Oltraggio alla Reggia

Dietro quella muraglia di “secco” si erge quello che per un turista di passaggio, alla ricerca di una spiegazione, è una sottospecie di “Maschio Angioino”, il Castel Nuovo proteso sul lungo mare di Napoli. Peccato che, se anche fosse, sarebbe in formato miniaturizzato, roba da costruzioni lego. Non è così, purtroppo. Stampigliata con vernice sul pavimento c’è un’indicazione esplicita che avrebbe portato Giovanni Lilliu, il “Sardus Pater”, dritto dritto alla prima stazione dei Carabinieri per denunciarne l’oltraggio. Le immagini che pubblichiamo sono più esplicite di ogni parola. La magnificenza della «Reggia di Barumini» ridotta ad un “mignon di polistirolo”, con la Civiltà Nuragica, quella dei Giganti, trasformata in un format tascabile milionario.

Occhi solo per la Meridiana

La guida turistica in francese ha già raggiunto la sala Meridiana, quella che ospita il “Gigante Pugilatore”. La spiegazione francofona, voce squillante e professionale, salta a piè pari ogni riferimento a quella “povera” statua deportata da Mont ’e Prama, in nome e per conto di un affaire d’oro, con tanto di tour per quattro musei internazionali, da Berlino a Salonicco, da San Pietroburgo a Napoli. Qui, nella sala della Meridiana, il Gigante “orfano”, l’hanno sistemato all’angolo estremo di uno spazio regale. In realtà del Gigante non si accorge quasi nessuno. La sala, infatti, è dedicata, all’orologio solare che si attiva solo grazie all'ingresso della luce del sole attraverso un piccolo foro ricavato nel soffitto. Il turista che si affaccia, dunque, ha lo sguardo tutto rivolto al cielo e alla diagonale della “Linea Meridiana” che ripercorre il pavimento. Nel Gran Salone quella proiezione a terra della rotazione oraria del sole scandisce il passare del tempo, quello che segna la mortificante solitudine del “Pugilatore” di Mont ‘e Prama, privato di sguardi e attenzioni.

****************

*ELENCO COMPITI*
[1] Secondo il documento sul Gigante di Mont'e Prama, quali città tocca il tour dei quattro musei internazionali?
[2] In base al documento sul Gigante di Mont'e Prama, perché quasi nessuno nota la statua nella sala Meridiana?
[3] Prosegui il documento sul Gigante di Mont'e Prama a Napoli dal punto in cui si ferma.

****************

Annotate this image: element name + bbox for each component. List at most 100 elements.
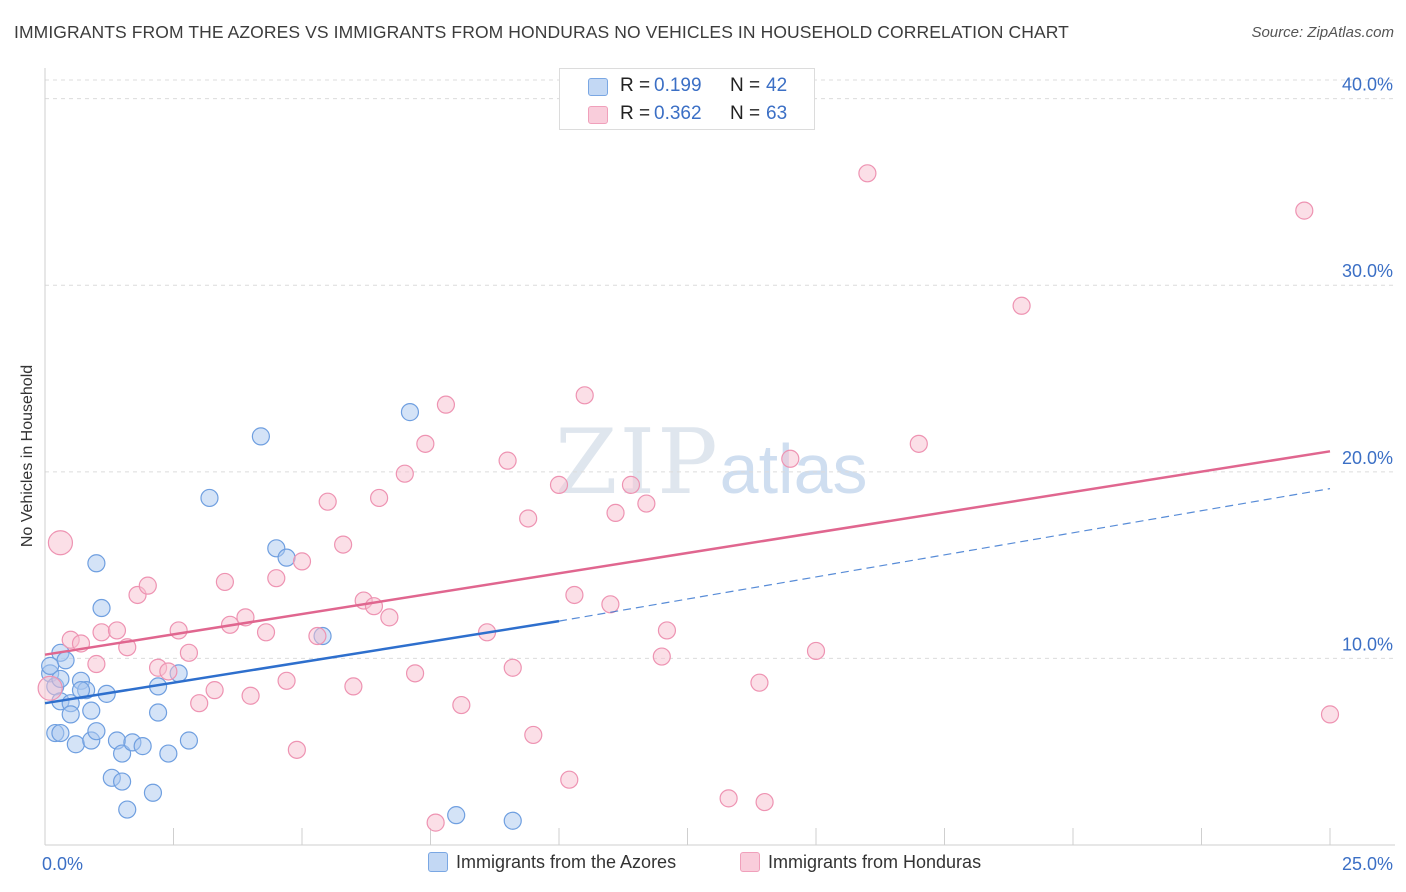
bottom-legend-honduras: Immigrants from Honduras (740, 852, 981, 876)
honduras-point (138, 576, 157, 595)
honduras-point (1295, 201, 1314, 220)
legend-r-label: R = (620, 75, 651, 96)
azores-point (112, 772, 132, 791)
legend-swatch-honduras (588, 106, 608, 124)
azores-point (66, 735, 85, 754)
legend-r-value-honduras: 0.362 (654, 103, 702, 124)
legend-n-label: N = (730, 103, 761, 124)
y-tick-label: 40.0% (1342, 75, 1393, 95)
honduras-point (47, 530, 74, 556)
honduras-point (287, 740, 306, 759)
honduras-point (37, 675, 63, 701)
watermark-atlas: atlas (719, 430, 868, 508)
honduras-point (806, 641, 826, 661)
y-tick-label: 20.0% (1342, 448, 1393, 468)
honduras-point (909, 434, 928, 453)
legend-n-label: N = (730, 75, 761, 96)
azores-point (148, 703, 168, 722)
source-credit: Source: ZipAtlas.com (1251, 24, 1394, 41)
azores-point (92, 598, 111, 618)
honduras-point (1012, 296, 1031, 315)
honduras-point (575, 386, 594, 405)
azores-point (87, 722, 106, 741)
honduras-point (380, 608, 399, 627)
honduras-point (190, 694, 209, 713)
azores-point (61, 705, 80, 724)
x-tick-label: 0.0% (42, 854, 83, 874)
y-tick-label: 10.0% (1342, 634, 1393, 654)
honduras-point (107, 621, 127, 640)
azores-point (87, 554, 106, 573)
legend-row-azores: R = 0.199 N = 42 (560, 72, 814, 100)
azores-point (133, 737, 152, 756)
honduras-point (858, 164, 877, 183)
azores-point (251, 427, 270, 446)
bottom-legend-label-azores: Immigrants from the Azores (456, 852, 677, 872)
honduras-point (344, 677, 363, 696)
honduras-point (205, 681, 224, 700)
honduras-point (519, 509, 538, 528)
honduras-point (241, 686, 260, 705)
honduras-point (565, 585, 584, 605)
honduras-point (637, 494, 656, 513)
legend-swatch-azores (588, 78, 608, 96)
honduras-point (601, 595, 620, 614)
honduras-point (657, 621, 677, 640)
honduras-point (395, 464, 414, 483)
azores-point (56, 651, 75, 670)
honduras-point (267, 569, 286, 588)
honduras-point (436, 395, 456, 414)
honduras-point (370, 488, 389, 508)
y-axis-title: No Vehicles in Household (19, 364, 36, 548)
honduras-point (719, 789, 738, 808)
honduras-point (781, 449, 800, 468)
honduras-point (498, 451, 517, 470)
honduras-point (1320, 705, 1340, 724)
azores-point (112, 744, 132, 763)
azores-point (41, 656, 60, 675)
watermark-zip: ZIP (555, 410, 720, 515)
honduras-point (169, 621, 188, 640)
bottom-legend-label-honduras: Immigrants from Honduras (768, 852, 982, 872)
legend-r-value-azores: 0.199 (654, 75, 702, 96)
bottom-legend-swatch-azores (428, 852, 448, 872)
azores-point (277, 548, 296, 567)
azores-point (200, 488, 219, 508)
honduras-point (179, 643, 199, 662)
bottom-legend-azores: Immigrants from the Azores (428, 852, 676, 876)
honduras-point (549, 475, 569, 494)
legend-n-value-honduras: 63 (766, 103, 788, 124)
honduras-point (277, 671, 296, 690)
azores-point (503, 811, 522, 830)
honduras-point (503, 658, 522, 677)
honduras-point (159, 662, 178, 681)
azores-trend-line (44, 619, 560, 705)
azores-point (400, 403, 420, 422)
legend-row-honduras: R = 0.362 N = 63 (560, 100, 814, 128)
honduras-point (215, 572, 234, 592)
honduras-point (292, 552, 312, 571)
honduras-point (755, 792, 774, 812)
honduras-point (560, 770, 579, 789)
chart-title: IMMIGRANTS FROM THE AZORES VS IMMIGRANTS… (14, 22, 1069, 42)
honduras-point (334, 535, 353, 554)
honduras-point (405, 664, 425, 683)
honduras-point (524, 725, 543, 745)
legend-n-value-azores: 42 (766, 75, 788, 96)
honduras-point (652, 647, 671, 666)
honduras-point (364, 597, 384, 616)
honduras-point (426, 813, 445, 832)
honduras-point (92, 623, 111, 642)
x-tick-label: 25.0% (1342, 854, 1393, 874)
honduras-point (256, 623, 276, 642)
azores-point (118, 800, 137, 819)
honduras-point (318, 492, 337, 511)
azores-point (159, 744, 178, 763)
honduras-trend-line (44, 450, 1331, 656)
azores-point (82, 701, 101, 720)
y-tick-label: 30.0% (1342, 261, 1393, 281)
azores-trend-line-extension (558, 488, 1331, 622)
honduras-point (606, 503, 625, 522)
correlation-legend: R = 0.199 N = 42 R = 0.362 N = 63 (559, 68, 815, 130)
legend-r-label: R = (620, 103, 651, 124)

****************

*RISPOSTE*
[1] Berlino, Salonicco, San Pietroburgo e Napoli.

[2] La sala è dedicata all'orologio solare, che funziona grazie alla luce che entra da un piccolo foro nel soffitto. Per questo chi entra guarda il cielo e la diagonale della "Linea Meridiana" sul pavimento, mentre il Gigante resta nell'angolo estremo della sala.

[3]
Sardus Pater tradito

I pannelli plastificati che lo affiancano cancellano ogni fascino, dissacrando la grandezza di quell’insieme statuario che Giovanni Lilliu aveva esortato «a non dividere mai». Separarli avrebbe avuto l’esito che a Napoli si tocca con mano: una ”diminutio” storica archeologica devastante, come se dei Bronzi di Riace se ne portasse in esposizione solo uno, o che i soldatini in terra cotta dell’esercito cinese facessero il tour ad uno ad uno. La sintesi è uno spot al contrario: cespugli rattoppati, Gigante abbandonato, quattro pannelli opachi e nemmeno una guida. Si potrebbe dire di un’operazione low cost, ma non è così. La realtà è, infatti, un’altra: il danno d’immagine è rilevantissimo, al quale si deve aggiungere una cifra astronomica stanziata e, ormai, spesa per questo “Gigante Tour”.

Spese folli

I capitoli di bilancio delle somme dedicate a questa Mostra itinerante, “Mediterraneo, la Civiltà millenaria e Nuragica dalla Sardegna verso San Pietroburgo e dintorni”, segnano la gigantesca somma di 2 milioni e mezzo di euro. Non c’è traccia dell’impegno dell’intera cifra: di certo esiste solo un affidamento diretto dell’assessorato del Turismo della Regione fatto ad una sconosciuta società di Mogliano Veneto, la «Villaggio Globale International», una srl che si è proposta di organizzare questo tour per la “modica” cifra di 360 mila euro per ognuna delle quattro trasferte. Il costo di ogni viaggio, per capire l’entità della spesa, vale quanto il noleggio di 36 aerei, ovvero 7.200 posti, 28.800 se si considerano tutte e quattro le trasferte, con tariffa residenti da Roma a Cagliari. Per tutte le quattro tappe la determinazione, la numero 132 dell’undici marzo del 2020, ha disposto il pagamento della bellezza di un milione e 433 mila euro. Il poker di mostre, ovviamente, non sono misurabili in alcun modo: né come numero di visitatori, tantomeno come eventuale ritorno turistico, senza considerare il potenziale danno da “diminutio” d’immagine per la Civiltà Nuragica. Ogni mostra, infatti, non aveva un ingresso dedicato al “Gigante”, impedendo, dunque, di contabilizzare il vero numero dei visitatori. A San Pietroburgo, per esempio, “il Pugilatore” è finito in un andito marginalissimo del Museo Ermitage e a Napoli in un angolo di una sala destinata ad un’altra attrattiva. Resta, infine, da capire la storia di questo affidamento diretto ad una società che vanta un legame tanto esclusivo quanto anacronistico proprio con la Russia di Putin. C’è, poi, il capitolo utilità. Intorno ai Giganti stanno ruotando ingenti somme che stridono con il degrado assoluto del sito di Mont ‘e Prama a Cabras, ridotto ad una sorta di campo di patate, con erbacce ovunque e un abbandono sconcertante, con scavi archeologici gestiti come la scadente manutenzione di una rete idrica urbana, ogni tanto una trincea solo quando si buca un tubo.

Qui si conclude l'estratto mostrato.